[Entries taken from a collection]
* start *

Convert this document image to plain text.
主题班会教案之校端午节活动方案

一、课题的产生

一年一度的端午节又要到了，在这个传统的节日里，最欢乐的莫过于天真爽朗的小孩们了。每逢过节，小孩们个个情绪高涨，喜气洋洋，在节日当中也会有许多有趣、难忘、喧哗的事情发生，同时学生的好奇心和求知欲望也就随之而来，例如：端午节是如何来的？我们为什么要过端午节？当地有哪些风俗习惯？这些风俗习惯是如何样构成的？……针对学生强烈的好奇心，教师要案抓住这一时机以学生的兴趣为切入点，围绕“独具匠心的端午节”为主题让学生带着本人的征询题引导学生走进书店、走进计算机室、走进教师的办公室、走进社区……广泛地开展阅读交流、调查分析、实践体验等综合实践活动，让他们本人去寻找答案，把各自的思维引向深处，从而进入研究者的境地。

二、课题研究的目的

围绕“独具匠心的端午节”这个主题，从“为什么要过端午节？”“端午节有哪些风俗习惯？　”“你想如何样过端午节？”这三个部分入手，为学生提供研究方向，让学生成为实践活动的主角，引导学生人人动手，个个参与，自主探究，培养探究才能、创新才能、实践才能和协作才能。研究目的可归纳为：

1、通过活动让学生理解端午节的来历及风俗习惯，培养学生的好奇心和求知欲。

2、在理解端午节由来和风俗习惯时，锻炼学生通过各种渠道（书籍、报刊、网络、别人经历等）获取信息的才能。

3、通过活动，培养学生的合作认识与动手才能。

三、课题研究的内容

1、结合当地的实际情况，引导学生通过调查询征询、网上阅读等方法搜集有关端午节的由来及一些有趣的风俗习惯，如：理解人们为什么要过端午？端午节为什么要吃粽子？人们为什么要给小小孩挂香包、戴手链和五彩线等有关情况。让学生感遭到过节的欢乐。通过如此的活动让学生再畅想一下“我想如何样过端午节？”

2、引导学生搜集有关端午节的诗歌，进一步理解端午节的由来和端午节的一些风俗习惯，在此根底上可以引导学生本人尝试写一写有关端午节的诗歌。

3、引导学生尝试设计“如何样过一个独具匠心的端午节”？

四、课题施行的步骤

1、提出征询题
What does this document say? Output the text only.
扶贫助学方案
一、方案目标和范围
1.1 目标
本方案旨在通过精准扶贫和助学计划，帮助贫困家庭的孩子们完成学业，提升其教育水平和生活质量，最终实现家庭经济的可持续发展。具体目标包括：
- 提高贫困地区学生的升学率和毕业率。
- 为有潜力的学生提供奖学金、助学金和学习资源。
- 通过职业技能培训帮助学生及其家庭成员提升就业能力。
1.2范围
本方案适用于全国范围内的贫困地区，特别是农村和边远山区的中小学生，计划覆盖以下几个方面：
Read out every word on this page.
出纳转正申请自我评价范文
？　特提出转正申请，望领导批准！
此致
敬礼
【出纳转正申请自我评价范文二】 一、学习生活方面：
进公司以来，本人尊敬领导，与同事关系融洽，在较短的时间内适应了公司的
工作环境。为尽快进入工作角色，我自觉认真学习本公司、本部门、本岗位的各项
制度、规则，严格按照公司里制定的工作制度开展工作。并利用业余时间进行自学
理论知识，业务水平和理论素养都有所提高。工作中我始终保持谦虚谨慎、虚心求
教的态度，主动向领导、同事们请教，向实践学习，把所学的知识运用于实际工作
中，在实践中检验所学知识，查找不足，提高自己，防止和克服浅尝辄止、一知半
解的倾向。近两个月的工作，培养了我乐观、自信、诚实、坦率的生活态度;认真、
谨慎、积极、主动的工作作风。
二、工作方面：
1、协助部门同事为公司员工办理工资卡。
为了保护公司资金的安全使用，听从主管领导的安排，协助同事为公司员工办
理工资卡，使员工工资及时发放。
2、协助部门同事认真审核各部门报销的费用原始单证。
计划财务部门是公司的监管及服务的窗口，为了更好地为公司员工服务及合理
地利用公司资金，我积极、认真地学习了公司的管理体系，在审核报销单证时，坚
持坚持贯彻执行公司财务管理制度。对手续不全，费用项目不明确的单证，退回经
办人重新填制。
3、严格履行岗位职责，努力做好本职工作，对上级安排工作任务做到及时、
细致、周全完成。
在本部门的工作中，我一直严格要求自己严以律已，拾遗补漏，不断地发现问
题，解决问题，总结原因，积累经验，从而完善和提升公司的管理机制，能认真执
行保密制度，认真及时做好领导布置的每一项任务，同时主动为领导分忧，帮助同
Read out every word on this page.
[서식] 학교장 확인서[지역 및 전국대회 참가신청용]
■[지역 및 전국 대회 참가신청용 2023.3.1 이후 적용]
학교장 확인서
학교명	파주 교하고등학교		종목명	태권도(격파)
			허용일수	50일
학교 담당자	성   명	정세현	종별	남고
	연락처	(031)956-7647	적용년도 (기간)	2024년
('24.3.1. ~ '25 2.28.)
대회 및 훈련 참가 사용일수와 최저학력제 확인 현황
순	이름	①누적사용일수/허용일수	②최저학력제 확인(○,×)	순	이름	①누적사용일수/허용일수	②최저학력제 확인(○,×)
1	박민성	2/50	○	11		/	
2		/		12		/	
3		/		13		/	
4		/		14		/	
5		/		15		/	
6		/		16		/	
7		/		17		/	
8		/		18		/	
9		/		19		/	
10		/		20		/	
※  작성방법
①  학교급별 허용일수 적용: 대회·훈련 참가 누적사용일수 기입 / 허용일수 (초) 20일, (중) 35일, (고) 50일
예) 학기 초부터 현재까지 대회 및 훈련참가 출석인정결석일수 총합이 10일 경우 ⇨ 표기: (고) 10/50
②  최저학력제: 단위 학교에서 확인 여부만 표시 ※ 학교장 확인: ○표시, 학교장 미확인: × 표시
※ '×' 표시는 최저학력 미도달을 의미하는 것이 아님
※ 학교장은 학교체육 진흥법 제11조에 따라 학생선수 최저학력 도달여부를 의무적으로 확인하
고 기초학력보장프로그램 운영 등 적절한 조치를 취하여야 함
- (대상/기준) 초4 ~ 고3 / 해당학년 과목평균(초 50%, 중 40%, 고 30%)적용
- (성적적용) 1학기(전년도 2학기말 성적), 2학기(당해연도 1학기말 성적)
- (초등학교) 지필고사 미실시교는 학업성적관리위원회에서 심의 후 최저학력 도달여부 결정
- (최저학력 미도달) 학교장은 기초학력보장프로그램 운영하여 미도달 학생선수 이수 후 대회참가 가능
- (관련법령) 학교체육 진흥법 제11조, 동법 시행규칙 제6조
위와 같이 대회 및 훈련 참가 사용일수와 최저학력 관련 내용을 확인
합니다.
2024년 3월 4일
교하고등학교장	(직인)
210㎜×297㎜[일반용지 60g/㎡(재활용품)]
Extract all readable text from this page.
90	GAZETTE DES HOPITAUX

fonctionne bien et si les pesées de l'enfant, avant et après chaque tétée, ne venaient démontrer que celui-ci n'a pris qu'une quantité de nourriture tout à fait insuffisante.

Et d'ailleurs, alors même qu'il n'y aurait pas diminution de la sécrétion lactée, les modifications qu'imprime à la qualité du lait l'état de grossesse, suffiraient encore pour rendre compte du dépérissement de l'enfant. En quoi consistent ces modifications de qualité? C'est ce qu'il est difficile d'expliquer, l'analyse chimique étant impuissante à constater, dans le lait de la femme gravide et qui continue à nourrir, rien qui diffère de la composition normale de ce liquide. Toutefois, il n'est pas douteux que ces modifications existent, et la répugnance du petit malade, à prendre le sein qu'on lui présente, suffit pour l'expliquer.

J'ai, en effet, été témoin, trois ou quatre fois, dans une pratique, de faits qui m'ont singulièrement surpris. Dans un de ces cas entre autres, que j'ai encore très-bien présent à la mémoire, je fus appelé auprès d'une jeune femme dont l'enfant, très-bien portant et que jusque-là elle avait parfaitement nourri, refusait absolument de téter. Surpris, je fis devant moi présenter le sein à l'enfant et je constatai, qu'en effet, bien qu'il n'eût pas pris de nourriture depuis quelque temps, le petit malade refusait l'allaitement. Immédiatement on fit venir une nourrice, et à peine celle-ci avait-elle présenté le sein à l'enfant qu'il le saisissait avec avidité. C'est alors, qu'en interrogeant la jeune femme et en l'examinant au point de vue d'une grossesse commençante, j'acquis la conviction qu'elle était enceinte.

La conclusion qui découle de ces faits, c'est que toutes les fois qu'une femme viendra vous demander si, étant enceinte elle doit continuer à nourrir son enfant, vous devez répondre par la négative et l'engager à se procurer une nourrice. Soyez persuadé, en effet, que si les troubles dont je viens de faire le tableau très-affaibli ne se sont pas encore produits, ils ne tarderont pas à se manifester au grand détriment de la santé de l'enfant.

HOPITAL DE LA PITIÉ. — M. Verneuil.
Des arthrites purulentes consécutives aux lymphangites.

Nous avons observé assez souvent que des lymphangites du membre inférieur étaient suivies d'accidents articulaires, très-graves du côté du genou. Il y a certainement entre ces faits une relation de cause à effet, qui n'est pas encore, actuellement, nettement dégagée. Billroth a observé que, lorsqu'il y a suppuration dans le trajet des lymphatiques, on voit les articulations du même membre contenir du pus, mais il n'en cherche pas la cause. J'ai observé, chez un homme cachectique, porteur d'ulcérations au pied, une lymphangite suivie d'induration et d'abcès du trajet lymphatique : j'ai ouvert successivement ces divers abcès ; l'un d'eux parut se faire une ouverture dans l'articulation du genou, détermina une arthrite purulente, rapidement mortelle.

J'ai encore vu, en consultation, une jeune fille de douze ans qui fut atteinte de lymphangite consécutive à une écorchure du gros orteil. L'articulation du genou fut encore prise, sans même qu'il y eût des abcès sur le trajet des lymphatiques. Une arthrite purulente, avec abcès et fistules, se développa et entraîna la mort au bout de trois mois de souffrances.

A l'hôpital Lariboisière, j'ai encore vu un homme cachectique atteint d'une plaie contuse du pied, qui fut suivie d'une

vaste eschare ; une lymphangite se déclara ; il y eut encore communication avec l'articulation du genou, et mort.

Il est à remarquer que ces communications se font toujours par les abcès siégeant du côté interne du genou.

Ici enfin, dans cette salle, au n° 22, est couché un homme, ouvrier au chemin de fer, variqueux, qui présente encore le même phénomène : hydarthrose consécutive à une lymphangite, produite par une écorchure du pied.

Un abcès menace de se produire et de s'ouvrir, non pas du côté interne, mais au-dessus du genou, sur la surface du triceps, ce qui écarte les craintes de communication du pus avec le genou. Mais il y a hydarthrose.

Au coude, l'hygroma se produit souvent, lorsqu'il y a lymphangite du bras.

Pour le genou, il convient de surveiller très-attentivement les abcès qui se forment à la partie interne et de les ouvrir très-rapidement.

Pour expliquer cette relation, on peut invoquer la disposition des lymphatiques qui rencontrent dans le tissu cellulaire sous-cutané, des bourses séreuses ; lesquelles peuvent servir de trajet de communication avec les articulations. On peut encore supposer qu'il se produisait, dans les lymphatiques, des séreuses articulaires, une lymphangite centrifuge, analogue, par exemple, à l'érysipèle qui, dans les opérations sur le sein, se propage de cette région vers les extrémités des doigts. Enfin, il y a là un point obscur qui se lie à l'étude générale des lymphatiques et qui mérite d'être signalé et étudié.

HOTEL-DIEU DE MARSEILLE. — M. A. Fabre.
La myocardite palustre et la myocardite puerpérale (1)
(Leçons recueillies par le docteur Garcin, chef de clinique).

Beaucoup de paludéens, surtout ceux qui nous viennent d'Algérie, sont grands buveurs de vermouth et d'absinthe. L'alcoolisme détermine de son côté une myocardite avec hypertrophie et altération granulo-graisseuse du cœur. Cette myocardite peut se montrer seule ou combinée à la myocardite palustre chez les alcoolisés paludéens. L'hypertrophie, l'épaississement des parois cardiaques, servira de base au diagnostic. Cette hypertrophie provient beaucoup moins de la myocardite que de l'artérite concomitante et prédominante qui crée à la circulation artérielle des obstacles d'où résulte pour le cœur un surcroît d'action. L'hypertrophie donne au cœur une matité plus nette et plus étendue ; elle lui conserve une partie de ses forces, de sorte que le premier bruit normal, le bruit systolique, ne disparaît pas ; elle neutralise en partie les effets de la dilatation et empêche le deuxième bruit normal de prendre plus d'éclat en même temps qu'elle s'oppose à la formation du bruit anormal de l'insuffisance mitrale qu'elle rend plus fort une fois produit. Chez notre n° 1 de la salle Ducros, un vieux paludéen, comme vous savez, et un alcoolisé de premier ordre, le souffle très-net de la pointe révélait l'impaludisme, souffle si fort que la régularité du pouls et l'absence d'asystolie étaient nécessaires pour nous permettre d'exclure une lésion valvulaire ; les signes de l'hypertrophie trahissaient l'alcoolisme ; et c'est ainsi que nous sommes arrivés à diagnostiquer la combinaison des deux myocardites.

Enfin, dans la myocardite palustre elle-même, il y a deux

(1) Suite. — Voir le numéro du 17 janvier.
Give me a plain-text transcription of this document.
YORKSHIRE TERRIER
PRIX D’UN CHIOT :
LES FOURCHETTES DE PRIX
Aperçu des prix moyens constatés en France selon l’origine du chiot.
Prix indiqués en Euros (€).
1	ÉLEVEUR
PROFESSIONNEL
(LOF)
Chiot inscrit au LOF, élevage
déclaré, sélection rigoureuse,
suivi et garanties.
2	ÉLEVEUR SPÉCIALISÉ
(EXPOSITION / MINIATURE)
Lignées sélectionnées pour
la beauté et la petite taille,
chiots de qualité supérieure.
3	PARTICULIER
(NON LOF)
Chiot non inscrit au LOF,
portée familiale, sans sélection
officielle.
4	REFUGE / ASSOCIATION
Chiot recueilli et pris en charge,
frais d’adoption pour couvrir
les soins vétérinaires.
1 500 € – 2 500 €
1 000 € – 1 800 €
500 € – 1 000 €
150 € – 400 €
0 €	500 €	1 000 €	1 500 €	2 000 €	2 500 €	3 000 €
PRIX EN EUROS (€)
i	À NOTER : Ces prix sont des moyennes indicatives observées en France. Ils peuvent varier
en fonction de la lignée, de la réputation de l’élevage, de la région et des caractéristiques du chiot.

* end *

**Given task:**
Search the records for the word "document" and copy every line where it occurs.

**Solution:**
Convert this document image to plain text.
What does this document say? Output the text only.
Give me a plain-text transcription of this document.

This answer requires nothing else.